- **What this task involves**:
Note each line that includes the word "Server". Copy those lines.
start
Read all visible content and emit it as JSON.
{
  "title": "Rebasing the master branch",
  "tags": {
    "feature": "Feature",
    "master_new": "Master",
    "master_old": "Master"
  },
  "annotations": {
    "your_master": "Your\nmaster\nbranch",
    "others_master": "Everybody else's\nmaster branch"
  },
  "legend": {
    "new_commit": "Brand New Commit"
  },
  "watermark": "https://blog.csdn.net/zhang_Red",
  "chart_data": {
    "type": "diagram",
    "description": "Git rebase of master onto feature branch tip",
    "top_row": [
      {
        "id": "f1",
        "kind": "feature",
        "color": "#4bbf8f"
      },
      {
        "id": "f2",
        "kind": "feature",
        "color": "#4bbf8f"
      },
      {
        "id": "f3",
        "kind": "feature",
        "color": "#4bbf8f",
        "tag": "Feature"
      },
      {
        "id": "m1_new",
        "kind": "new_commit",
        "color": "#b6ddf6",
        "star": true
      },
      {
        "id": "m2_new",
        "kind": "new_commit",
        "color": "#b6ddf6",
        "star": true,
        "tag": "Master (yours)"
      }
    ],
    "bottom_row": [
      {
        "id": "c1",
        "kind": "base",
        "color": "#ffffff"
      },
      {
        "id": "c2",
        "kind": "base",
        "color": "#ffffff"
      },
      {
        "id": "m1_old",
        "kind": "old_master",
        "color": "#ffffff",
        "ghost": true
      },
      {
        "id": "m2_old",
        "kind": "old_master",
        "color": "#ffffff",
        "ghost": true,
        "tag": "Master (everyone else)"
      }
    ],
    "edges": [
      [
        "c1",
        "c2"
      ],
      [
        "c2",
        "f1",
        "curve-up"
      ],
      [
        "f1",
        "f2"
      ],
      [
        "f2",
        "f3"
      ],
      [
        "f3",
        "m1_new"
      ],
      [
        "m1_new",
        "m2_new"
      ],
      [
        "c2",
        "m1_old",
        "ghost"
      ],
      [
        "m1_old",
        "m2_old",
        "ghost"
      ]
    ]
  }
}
end
start
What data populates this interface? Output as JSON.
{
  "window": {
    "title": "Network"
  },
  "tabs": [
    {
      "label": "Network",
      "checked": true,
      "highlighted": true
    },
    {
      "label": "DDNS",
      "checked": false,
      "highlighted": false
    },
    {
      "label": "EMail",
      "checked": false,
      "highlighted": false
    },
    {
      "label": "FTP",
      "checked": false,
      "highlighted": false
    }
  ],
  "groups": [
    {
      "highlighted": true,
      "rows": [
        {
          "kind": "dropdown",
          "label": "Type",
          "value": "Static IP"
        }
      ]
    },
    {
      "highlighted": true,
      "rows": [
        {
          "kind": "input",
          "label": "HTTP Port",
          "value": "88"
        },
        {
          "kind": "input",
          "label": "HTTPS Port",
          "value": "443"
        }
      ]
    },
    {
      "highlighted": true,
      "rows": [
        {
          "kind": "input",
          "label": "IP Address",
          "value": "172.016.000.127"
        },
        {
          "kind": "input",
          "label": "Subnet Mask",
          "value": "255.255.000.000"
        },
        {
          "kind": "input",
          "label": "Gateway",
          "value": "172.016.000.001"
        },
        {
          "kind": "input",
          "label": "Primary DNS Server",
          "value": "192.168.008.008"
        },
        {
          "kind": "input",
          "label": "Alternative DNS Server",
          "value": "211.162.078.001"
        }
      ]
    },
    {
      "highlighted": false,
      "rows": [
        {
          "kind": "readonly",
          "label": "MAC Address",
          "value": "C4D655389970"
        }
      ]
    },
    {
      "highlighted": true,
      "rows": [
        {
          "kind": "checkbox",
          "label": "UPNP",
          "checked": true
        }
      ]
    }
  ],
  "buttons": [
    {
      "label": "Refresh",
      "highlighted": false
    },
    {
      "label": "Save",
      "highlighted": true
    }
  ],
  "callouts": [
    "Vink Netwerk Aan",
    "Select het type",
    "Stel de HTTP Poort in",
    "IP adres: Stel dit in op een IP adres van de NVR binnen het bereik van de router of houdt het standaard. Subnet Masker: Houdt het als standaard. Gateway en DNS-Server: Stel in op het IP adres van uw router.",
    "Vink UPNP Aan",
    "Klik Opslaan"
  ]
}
end
- **Exercise solution**:
          "label": "Primary DNS Server",
          "label": "Alternative DNS Server",
    "IP adres: Stel dit in op een IP adres van de NVR binnen het bereik van de router of houdt het standaard. Subnet Masker: Houdt het als standaard. Gateway en DNS-Server: Stel in op het IP adres van uw router.",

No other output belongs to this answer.